[Dataset rows]

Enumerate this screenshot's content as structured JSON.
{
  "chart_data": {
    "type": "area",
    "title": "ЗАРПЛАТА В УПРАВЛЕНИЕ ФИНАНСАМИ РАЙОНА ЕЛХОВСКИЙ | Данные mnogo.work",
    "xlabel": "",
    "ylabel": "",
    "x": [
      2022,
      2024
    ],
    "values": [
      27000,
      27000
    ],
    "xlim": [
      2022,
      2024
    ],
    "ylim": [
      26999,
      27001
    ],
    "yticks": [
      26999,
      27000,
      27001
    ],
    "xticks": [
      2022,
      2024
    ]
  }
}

YOUR OBJECTIVE: Make an exact copy of the records.

PROBLEM SOLUTION:
Enumerate this screenshot's content as structured JSON.
{
  "chart_data": {
    "type": "area",
    "title": "ЗАРПЛАТА В УПРАВЛЕНИЕ ФИНАНСАМИ РАЙОНА ЕЛХОВСКИЙ | Данные mnogo.work",
    "xlabel": "",
    "ylabel": "",
    "x": [
      2022,
      2024
    ],
    "values": [
      27000,
      27000
    ],
    "xlim": [
      2022,
      2024
    ],
    "ylim": [
      26999,
      27001
    ],
    "yticks": [
      26999,
      27000,
      27001
    ],
    "xticks": [
      2022,
      2024
    ]
  }
}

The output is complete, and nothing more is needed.